→ **Instructions to follow**: Reproduce every line of the records below word for word, leaving out the pictures.
+++ Record excerpts +++
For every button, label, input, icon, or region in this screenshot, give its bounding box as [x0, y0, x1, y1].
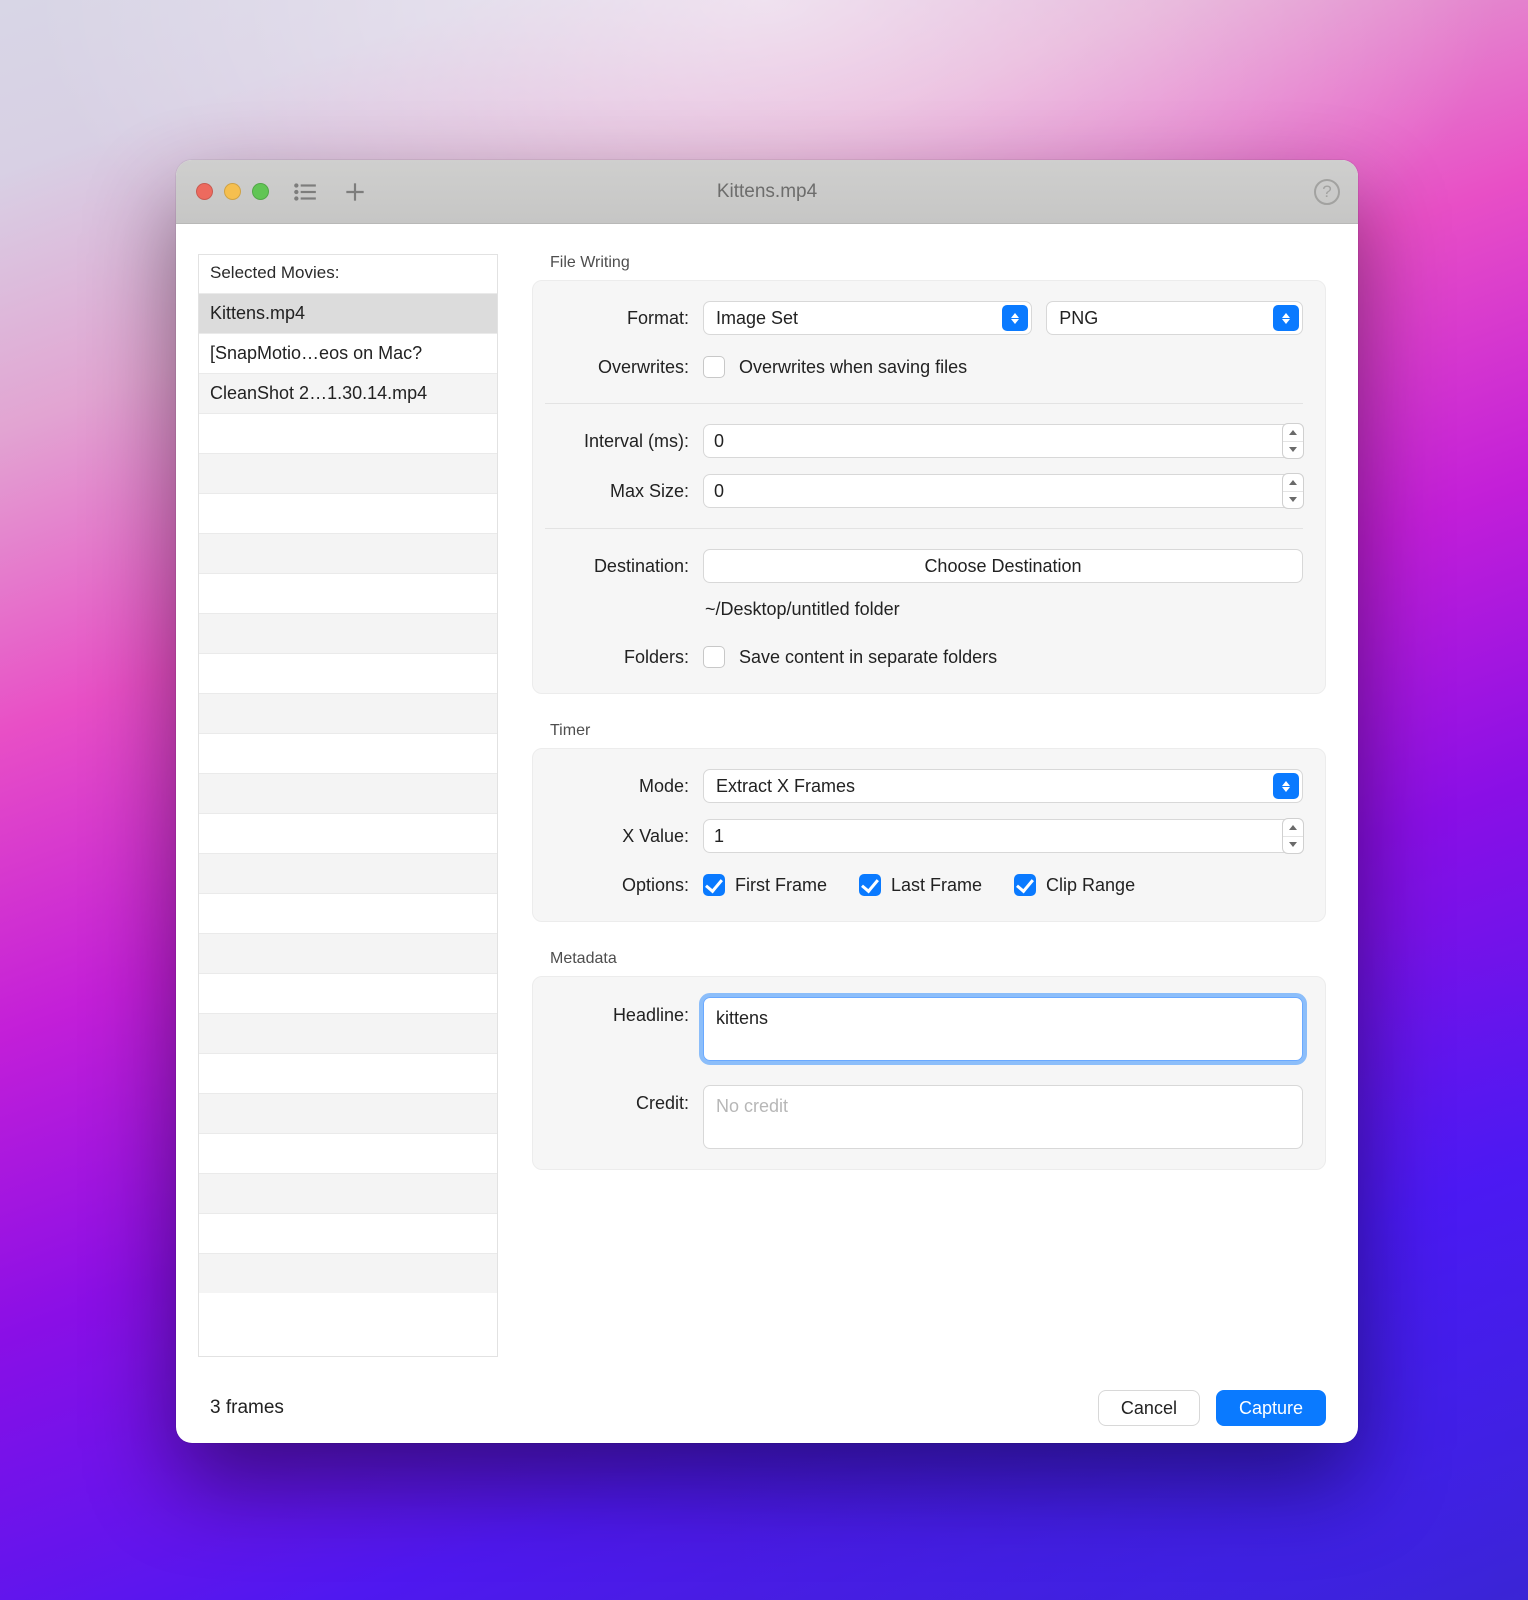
- movie-list-empty: [199, 493, 497, 533]
- zoom-window-button[interactable]: [252, 183, 269, 200]
- folders-label: Folders:: [545, 647, 703, 668]
- add-icon[interactable]: [341, 178, 369, 206]
- capture-button[interactable]: Capture: [1216, 1390, 1326, 1426]
- clip-range-checkbox[interactable]: [1014, 874, 1036, 896]
- app-window: Kittens.mp4 ? Selected Movies: Kittens.m…: [176, 160, 1358, 1443]
- credit-label: Credit:: [545, 1085, 703, 1114]
- folders-text: Save content in separate folders: [739, 647, 997, 668]
- movie-list-empty: [199, 1133, 497, 1173]
- movie-list-empty: [199, 773, 497, 813]
- last-frame-label: Last Frame: [891, 875, 982, 896]
- section-title-metadata: Metadata: [550, 950, 1326, 968]
- movie-list-item[interactable]: [SnapMotio…eos on Mac?: [199, 333, 497, 373]
- minimize-window-button[interactable]: [224, 183, 241, 200]
- overwrite-label: Overwrites:: [545, 357, 703, 378]
- format-label: Format:: [545, 308, 703, 329]
- mode-select[interactable]: Extract X Frames: [703, 769, 1303, 803]
- movies-sidebar: Selected Movies: Kittens.mp4 [SnapMotio……: [198, 254, 498, 1357]
- xvalue-stepper[interactable]: 1: [703, 819, 1303, 853]
- folders-checkbox[interactable]: [703, 646, 725, 668]
- headline-field[interactable]: kittens: [703, 997, 1303, 1061]
- xvalue-label: X Value:: [545, 826, 703, 847]
- movie-list-empty: [199, 1093, 497, 1133]
- first-frame-checkbox[interactable]: [703, 874, 725, 896]
- movie-list-item[interactable]: Kittens.mp4: [199, 293, 497, 333]
- movie-list-empty: [199, 1253, 497, 1293]
- format-value: Image Set: [716, 308, 798, 329]
- headline-value: kittens: [716, 1008, 768, 1028]
- movie-list-empty: [199, 573, 497, 613]
- credit-placeholder: No credit: [716, 1096, 788, 1116]
- movie-list-empty: [199, 653, 497, 693]
- movie-list-empty: [199, 973, 497, 1013]
- interval-value: 0: [714, 431, 724, 452]
- destination-label: Destination:: [545, 556, 703, 577]
- movie-list-empty: [199, 893, 497, 933]
- chevron-updown-icon: [1273, 773, 1299, 799]
- movie-list-empty: [199, 1213, 497, 1253]
- timer-panel: Mode: Extract X Frames X Value: 1: [532, 748, 1326, 922]
- movie-list-empty: [199, 693, 497, 733]
- window-controls: [196, 183, 269, 200]
- stepper-buttons[interactable]: [1282, 473, 1304, 509]
- movie-list-empty: [199, 813, 497, 853]
- movie-list-empty: [199, 1053, 497, 1093]
- footer: 3 frames Cancel Capture: [176, 1373, 1358, 1443]
- interval-label: Interval (ms):: [545, 431, 703, 452]
- movie-list-empty: [199, 413, 497, 453]
- list-icon[interactable]: [291, 178, 319, 206]
- clip-range-label: Clip Range: [1046, 875, 1135, 896]
- mode-value: Extract X Frames: [716, 776, 855, 797]
- section-title-file-writing: File Writing: [550, 254, 1326, 272]
- movie-list-empty: [199, 453, 497, 493]
- format-ext-select[interactable]: PNG: [1046, 301, 1303, 335]
- help-icon[interactable]: ?: [1314, 179, 1340, 205]
- file-writing-panel: Format: Image Set PNG Overwrites:: [532, 280, 1326, 694]
- titlebar: Kittens.mp4 ?: [176, 160, 1358, 224]
- maxsize-value: 0: [714, 481, 724, 502]
- chevron-updown-icon: [1273, 305, 1299, 331]
- close-window-button[interactable]: [196, 183, 213, 200]
- movie-list-empty: [199, 613, 497, 653]
- format-ext-value: PNG: [1059, 308, 1098, 329]
- maxsize-label: Max Size:: [545, 481, 703, 502]
- movie-list-item[interactable]: CleanShot 2…1.30.14.mp4: [199, 373, 497, 413]
- xvalue-value: 1: [714, 826, 724, 847]
- mode-label: Mode:: [545, 776, 703, 797]
- last-frame-checkbox[interactable]: [859, 874, 881, 896]
- format-select[interactable]: Image Set: [703, 301, 1032, 335]
- movie-list-empty: [199, 1173, 497, 1213]
- headline-label: Headline:: [545, 997, 703, 1026]
- movie-list-empty: [199, 533, 497, 573]
- stepper-buttons[interactable]: [1282, 818, 1304, 854]
- stepper-buttons[interactable]: [1282, 423, 1304, 459]
- overwrite-checkbox[interactable]: [703, 356, 725, 378]
- movie-list-empty: [199, 1013, 497, 1053]
- movie-list-empty: [199, 733, 497, 773]
- options-label: Options:: [545, 875, 703, 896]
- destination-path: ~/Desktop/untitled folder: [703, 599, 900, 620]
- choose-destination-button[interactable]: Choose Destination: [703, 549, 1303, 583]
- credit-field[interactable]: No credit: [703, 1085, 1303, 1149]
- maxsize-stepper[interactable]: 0: [703, 474, 1303, 508]
- first-frame-label: First Frame: [735, 875, 827, 896]
- frames-status: 3 frames: [210, 1397, 284, 1419]
- metadata-panel: Headline: kittens Credit: No credit: [532, 976, 1326, 1170]
- interval-stepper[interactable]: 0: [703, 424, 1303, 458]
- movie-list: Kittens.mp4 [SnapMotio…eos on Mac? Clean…: [199, 293, 497, 1356]
- movie-list-empty: [199, 853, 497, 893]
- sidebar-header: Selected Movies:: [199, 255, 497, 293]
- overwrite-text: Overwrites when saving files: [739, 357, 967, 378]
- movie-list-empty: [199, 933, 497, 973]
- cancel-button[interactable]: Cancel: [1098, 1390, 1200, 1426]
- section-title-timer: Timer: [550, 722, 1326, 740]
- chevron-updown-icon: [1002, 305, 1028, 331]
+++
→ **Solution**:
For every button, label, input, icon, or region in this screenshot, give its bounding box as [x0, y0, x1, y1].
- movie-list-empty: [199, 493, 497, 533]
- zoom-window-button[interactable]: [252, 183, 269, 200]
- folders-label: Folders:: [545, 647, 703, 668]
- add-icon[interactable]: [341, 178, 369, 206]
- capture-button[interactable]: Capture: [1216, 1390, 1326, 1426]
- clip-range-checkbox[interactable]: [1014, 874, 1036, 896]
- app-window: Kittens.mp4 ? Selected Movies: Kittens.m…: [176, 160, 1358, 1443]
- credit-label: Credit:: [545, 1085, 703, 1114]
- folders-text: Save content in separate folders: [739, 647, 997, 668]
- movie-list-empty: [199, 1133, 497, 1173]
- movie-list-empty: [199, 773, 497, 813]
- last-frame-label: Last Frame: [891, 875, 982, 896]
- section-title-metadata: Metadata: [550, 950, 1326, 968]
- movie-list-item[interactable]: [SnapMotio…eos on Mac?: [199, 333, 497, 373]
- minimize-window-button[interactable]: [224, 183, 241, 200]
- overwrite-label: Overwrites:: [545, 357, 703, 378]
- format-label: Format:: [545, 308, 703, 329]
- mode-select[interactable]: Extract X Frames: [703, 769, 1303, 803]
- movies-sidebar: Selected Movies: Kittens.mp4 [SnapMotio……: [198, 254, 498, 1357]
- xvalue-stepper[interactable]: 1: [703, 819, 1303, 853]
- folders-checkbox[interactable]: [703, 646, 725, 668]
- headline-field[interactable]: kittens: [703, 997, 1303, 1061]
- xvalue-label: X Value:: [545, 826, 703, 847]
- movie-list-empty: [199, 1093, 497, 1133]
- first-frame-checkbox[interactable]: [703, 874, 725, 896]
- movie-list-item[interactable]: Kittens.mp4: [199, 293, 497, 333]
- movie-list-empty: [199, 1253, 497, 1293]
- format-value: Image Set: [716, 308, 798, 329]
- headline-value: kittens: [716, 1008, 768, 1028]
- movie-list-empty: [199, 573, 497, 613]
- credit-placeholder: No credit: [716, 1096, 788, 1116]
- movie-list-empty: [199, 653, 497, 693]
- movie-list-empty: [199, 973, 497, 1013]
- interval-value: 0: [714, 431, 724, 452]
- destination-label: Destination:: [545, 556, 703, 577]
- movie-list-empty: [199, 893, 497, 933]
- chevron-updown-icon: [1273, 773, 1299, 799]
- movie-list-empty: [199, 1213, 497, 1253]
- timer-panel: Mode: Extract X Frames X Value: 1: [532, 748, 1326, 922]
- movie-list-empty: [199, 693, 497, 733]
- window-controls: [196, 183, 269, 200]
- stepper-buttons[interactable]: [1282, 473, 1304, 509]
- movie-list-empty: [199, 813, 497, 853]
- movie-list-empty: [199, 1053, 497, 1093]
- footer: 3 frames Cancel Capture: [176, 1373, 1358, 1443]
- interval-label: Interval (ms):: [545, 431, 703, 452]
- movie-list-empty: [199, 413, 497, 453]
- list-icon[interactable]: [291, 178, 319, 206]
- clip-range-label: Clip Range: [1046, 875, 1135, 896]
- mode-value: Extract X Frames: [716, 776, 855, 797]
- section-title-file-writing: File Writing: [550, 254, 1326, 272]
- movie-list-empty: [199, 453, 497, 493]
- format-ext-select[interactable]: PNG: [1046, 301, 1303, 335]
- help-icon[interactable]: ?: [1314, 179, 1340, 205]
- file-writing-panel: Format: Image Set PNG Overwrites:: [532, 280, 1326, 694]
- titlebar: Kittens.mp4 ?: [176, 160, 1358, 224]
- maxsize-value: 0: [714, 481, 724, 502]
- chevron-updown-icon: [1273, 305, 1299, 331]
- close-window-button[interactable]: [196, 183, 213, 200]
- movie-list-empty: [199, 613, 497, 653]
- format-ext-value: PNG: [1059, 308, 1098, 329]
- maxsize-label: Max Size:: [545, 481, 703, 502]
- movie-list-item[interactable]: CleanShot 2…1.30.14.mp4: [199, 373, 497, 413]
- xvalue-value: 1: [714, 826, 724, 847]
- mode-label: Mode:: [545, 776, 703, 797]
- last-frame-checkbox[interactable]: [859, 874, 881, 896]
- format-select[interactable]: Image Set: [703, 301, 1032, 335]
- movie-list-empty: [199, 1173, 497, 1213]
- headline-label: Headline:: [545, 997, 703, 1026]
- movie-list-empty: [199, 533, 497, 573]
- stepper-buttons[interactable]: [1282, 818, 1304, 854]
- stepper-buttons[interactable]: [1282, 423, 1304, 459]
- overwrite-checkbox[interactable]: [703, 356, 725, 378]
- movie-list-empty: [199, 1013, 497, 1053]
- movie-list-empty: [199, 733, 497, 773]
- options-label: Options:: [545, 875, 703, 896]
- destination-path: ~/Desktop/untitled folder: [703, 599, 900, 620]
- choose-destination-button[interactable]: Choose Destination: [703, 549, 1303, 583]
- credit-field[interactable]: No credit: [703, 1085, 1303, 1149]
- maxsize-stepper[interactable]: 0: [703, 474, 1303, 508]
- first-frame-label: First Frame: [735, 875, 827, 896]
- frames-status: 3 frames: [210, 1397, 284, 1419]
- metadata-panel: Headline: kittens Credit: No credit: [532, 976, 1326, 1170]
- interval-stepper[interactable]: 0: [703, 424, 1303, 458]
- movie-list: Kittens.mp4 [SnapMotio…eos on Mac? Clean…: [199, 293, 497, 1356]
- movie-list-empty: [199, 853, 497, 893]
- sidebar-header: Selected Movies:: [199, 255, 497, 293]
- overwrite-text: Overwrites when saving files: [739, 357, 967, 378]
- movie-list-empty: [199, 933, 497, 973]
- cancel-button[interactable]: Cancel: [1098, 1390, 1200, 1426]
- section-title-timer: Timer: [550, 722, 1326, 740]
- chevron-updown-icon: [1002, 305, 1028, 331]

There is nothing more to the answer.